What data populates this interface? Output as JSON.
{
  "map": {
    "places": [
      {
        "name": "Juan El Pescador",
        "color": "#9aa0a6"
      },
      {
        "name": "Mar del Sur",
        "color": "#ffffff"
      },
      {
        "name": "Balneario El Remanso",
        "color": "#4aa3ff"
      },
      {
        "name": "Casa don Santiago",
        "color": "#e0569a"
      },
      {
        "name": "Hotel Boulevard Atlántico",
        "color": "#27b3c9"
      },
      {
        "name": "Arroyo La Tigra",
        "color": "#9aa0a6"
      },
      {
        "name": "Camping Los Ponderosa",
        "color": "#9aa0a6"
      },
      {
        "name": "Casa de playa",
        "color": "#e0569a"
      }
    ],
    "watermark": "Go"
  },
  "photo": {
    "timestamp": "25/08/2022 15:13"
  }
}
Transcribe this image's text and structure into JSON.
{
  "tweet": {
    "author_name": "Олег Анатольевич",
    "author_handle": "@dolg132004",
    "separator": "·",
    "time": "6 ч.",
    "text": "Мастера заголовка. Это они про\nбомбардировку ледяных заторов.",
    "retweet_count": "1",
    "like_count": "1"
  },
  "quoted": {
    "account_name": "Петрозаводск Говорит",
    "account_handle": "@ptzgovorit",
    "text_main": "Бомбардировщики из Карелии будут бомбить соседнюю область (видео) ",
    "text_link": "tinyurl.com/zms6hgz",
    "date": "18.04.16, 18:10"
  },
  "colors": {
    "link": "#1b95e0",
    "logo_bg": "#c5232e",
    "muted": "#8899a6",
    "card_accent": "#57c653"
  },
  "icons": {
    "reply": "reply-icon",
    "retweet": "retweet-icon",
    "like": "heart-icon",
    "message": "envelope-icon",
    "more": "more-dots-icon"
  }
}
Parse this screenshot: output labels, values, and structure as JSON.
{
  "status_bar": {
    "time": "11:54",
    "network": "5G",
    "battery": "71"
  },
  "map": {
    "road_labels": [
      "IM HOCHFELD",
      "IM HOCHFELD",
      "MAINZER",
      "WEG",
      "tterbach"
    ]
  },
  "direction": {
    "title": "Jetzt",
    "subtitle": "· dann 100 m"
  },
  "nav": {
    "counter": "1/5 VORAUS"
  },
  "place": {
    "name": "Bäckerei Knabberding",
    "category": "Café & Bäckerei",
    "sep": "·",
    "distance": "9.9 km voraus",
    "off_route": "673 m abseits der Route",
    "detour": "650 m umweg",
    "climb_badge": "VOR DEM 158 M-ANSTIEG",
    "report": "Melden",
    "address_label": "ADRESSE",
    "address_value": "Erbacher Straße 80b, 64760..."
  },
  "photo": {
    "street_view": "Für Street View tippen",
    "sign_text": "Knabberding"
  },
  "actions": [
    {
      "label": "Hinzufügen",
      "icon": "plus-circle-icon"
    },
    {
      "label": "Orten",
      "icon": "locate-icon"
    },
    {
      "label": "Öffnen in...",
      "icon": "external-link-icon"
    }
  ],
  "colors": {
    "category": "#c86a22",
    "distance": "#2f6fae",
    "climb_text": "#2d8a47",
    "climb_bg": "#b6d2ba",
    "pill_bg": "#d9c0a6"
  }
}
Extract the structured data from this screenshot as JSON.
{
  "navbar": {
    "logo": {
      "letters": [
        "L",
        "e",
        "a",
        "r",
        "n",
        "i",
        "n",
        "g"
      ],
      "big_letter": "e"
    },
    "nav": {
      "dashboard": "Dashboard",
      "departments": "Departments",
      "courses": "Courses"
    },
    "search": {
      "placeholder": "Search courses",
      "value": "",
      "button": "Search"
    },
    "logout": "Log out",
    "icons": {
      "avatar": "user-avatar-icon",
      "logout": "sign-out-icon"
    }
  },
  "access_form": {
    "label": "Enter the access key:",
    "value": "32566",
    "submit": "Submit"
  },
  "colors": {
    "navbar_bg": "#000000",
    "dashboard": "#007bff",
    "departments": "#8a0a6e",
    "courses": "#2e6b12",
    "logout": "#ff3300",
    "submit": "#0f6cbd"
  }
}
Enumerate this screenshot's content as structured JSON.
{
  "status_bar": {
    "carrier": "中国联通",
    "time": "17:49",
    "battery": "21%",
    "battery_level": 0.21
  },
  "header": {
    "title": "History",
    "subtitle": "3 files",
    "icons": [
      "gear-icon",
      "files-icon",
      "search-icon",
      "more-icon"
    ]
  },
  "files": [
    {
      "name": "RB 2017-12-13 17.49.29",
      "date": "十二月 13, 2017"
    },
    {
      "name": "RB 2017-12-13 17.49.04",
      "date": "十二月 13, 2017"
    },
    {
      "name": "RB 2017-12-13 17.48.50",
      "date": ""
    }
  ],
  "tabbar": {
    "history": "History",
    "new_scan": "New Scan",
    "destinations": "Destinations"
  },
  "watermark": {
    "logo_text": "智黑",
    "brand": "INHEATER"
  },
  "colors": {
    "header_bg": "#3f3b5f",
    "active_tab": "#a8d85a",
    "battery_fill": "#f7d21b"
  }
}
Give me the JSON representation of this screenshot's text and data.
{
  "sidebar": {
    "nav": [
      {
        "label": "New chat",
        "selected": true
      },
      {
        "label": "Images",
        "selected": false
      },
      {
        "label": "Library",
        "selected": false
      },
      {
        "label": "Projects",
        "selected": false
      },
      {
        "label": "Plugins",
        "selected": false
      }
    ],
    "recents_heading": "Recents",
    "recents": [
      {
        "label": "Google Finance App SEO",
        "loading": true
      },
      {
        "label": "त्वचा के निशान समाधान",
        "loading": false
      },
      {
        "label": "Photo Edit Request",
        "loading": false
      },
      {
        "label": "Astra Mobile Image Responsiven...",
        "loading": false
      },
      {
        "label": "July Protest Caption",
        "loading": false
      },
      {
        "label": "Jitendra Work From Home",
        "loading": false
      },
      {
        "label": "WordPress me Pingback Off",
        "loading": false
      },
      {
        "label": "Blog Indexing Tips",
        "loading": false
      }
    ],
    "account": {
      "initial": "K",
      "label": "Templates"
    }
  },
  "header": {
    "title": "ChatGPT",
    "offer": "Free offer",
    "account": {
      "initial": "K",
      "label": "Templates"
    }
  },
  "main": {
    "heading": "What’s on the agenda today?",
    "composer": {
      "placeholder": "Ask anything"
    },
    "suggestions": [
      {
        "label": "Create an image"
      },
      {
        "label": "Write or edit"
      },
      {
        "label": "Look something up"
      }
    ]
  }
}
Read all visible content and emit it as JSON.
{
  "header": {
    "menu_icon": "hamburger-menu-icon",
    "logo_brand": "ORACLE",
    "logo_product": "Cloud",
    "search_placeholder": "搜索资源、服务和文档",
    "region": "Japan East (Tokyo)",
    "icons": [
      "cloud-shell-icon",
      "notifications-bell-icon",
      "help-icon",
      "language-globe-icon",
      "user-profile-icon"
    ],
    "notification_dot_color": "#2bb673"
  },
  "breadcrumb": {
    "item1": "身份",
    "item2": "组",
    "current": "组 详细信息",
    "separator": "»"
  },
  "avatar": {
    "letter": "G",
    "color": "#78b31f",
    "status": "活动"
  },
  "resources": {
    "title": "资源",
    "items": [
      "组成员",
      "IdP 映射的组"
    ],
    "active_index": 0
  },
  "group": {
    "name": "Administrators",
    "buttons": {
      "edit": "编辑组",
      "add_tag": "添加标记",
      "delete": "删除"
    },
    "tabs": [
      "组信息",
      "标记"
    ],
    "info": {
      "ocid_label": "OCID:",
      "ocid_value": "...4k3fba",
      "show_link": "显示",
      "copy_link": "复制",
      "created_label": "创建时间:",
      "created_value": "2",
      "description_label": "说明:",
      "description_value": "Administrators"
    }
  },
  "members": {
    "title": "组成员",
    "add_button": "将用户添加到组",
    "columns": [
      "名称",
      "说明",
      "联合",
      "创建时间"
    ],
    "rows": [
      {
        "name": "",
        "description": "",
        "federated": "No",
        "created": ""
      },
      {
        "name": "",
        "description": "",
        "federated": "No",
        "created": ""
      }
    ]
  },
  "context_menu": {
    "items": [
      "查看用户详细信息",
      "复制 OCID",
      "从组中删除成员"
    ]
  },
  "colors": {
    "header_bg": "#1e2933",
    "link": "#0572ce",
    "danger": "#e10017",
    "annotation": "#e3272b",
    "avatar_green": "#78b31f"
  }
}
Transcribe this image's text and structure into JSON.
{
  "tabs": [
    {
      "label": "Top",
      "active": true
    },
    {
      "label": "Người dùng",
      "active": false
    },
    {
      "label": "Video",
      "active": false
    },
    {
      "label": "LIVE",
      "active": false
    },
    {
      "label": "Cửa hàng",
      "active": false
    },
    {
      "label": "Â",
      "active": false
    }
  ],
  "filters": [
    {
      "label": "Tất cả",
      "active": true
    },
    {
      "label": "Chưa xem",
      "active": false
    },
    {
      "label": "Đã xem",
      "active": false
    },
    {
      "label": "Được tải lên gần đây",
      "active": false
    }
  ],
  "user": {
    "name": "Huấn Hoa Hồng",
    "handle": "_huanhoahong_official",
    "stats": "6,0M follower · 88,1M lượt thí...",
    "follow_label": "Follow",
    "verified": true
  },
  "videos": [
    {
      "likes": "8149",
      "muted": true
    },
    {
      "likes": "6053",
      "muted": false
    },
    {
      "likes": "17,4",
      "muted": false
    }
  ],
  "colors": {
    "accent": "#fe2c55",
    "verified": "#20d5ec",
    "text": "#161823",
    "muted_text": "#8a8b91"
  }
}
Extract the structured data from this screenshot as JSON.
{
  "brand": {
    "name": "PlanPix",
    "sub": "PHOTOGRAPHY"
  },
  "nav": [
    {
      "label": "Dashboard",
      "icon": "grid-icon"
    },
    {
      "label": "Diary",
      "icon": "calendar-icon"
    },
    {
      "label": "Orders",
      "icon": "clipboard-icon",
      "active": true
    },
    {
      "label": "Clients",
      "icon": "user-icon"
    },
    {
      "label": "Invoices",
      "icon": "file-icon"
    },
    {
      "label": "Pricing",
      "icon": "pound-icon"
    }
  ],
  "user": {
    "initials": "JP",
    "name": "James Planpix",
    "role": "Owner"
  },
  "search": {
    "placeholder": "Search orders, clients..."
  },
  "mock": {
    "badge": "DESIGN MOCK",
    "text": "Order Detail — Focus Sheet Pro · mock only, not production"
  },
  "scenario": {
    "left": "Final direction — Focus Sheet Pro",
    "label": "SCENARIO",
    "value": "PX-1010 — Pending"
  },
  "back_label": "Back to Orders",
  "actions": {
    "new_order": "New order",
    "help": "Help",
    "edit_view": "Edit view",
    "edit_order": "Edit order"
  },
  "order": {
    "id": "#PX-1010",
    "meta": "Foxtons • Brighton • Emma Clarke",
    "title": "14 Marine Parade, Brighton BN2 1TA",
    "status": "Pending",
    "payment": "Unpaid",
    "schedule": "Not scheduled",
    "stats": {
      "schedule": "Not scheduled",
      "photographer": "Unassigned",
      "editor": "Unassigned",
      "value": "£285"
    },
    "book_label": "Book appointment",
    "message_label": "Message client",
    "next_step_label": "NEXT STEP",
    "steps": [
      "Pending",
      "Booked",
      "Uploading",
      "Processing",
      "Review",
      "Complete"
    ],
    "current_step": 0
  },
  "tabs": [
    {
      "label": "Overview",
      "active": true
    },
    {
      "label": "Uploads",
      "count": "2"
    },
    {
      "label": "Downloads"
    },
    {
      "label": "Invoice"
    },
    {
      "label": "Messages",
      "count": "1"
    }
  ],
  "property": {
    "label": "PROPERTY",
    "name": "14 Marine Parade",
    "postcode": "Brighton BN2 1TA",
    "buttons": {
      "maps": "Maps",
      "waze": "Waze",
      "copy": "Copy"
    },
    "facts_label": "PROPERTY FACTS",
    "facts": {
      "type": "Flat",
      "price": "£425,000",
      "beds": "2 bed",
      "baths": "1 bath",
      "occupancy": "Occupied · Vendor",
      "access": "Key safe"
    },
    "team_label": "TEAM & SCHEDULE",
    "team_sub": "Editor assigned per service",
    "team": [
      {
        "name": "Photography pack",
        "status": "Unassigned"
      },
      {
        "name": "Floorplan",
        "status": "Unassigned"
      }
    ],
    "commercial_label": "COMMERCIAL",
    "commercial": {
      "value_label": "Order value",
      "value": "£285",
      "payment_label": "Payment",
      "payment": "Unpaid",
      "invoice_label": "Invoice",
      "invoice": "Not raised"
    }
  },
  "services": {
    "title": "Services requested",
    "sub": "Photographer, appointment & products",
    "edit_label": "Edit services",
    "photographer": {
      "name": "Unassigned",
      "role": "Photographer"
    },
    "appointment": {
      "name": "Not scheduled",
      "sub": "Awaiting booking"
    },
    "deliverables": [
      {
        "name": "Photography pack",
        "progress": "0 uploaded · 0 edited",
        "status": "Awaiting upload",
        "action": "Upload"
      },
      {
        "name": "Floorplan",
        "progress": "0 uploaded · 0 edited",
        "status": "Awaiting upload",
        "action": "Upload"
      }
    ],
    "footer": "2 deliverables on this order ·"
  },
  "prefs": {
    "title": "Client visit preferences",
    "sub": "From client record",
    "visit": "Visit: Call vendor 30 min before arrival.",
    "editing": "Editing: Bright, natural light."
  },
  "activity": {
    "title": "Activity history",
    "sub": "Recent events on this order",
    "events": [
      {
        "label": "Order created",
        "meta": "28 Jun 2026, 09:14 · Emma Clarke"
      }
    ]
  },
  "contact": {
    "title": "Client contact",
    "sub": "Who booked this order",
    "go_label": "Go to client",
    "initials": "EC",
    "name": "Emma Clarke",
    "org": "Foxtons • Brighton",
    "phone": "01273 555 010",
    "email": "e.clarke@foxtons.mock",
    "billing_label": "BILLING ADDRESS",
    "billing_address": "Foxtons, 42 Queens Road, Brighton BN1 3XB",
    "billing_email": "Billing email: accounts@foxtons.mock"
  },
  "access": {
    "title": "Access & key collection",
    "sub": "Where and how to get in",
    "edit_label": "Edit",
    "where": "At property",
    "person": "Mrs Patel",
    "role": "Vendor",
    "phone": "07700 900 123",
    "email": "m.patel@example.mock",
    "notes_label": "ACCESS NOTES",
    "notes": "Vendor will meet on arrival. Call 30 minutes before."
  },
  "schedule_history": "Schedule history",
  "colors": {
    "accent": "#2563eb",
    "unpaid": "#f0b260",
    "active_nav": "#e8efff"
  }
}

------

• [GIVEN EXERCISE] Lines of the listing that contain the word "direction" are to be counted; report only their number.

• [RESPONSE TO THE TASK] 2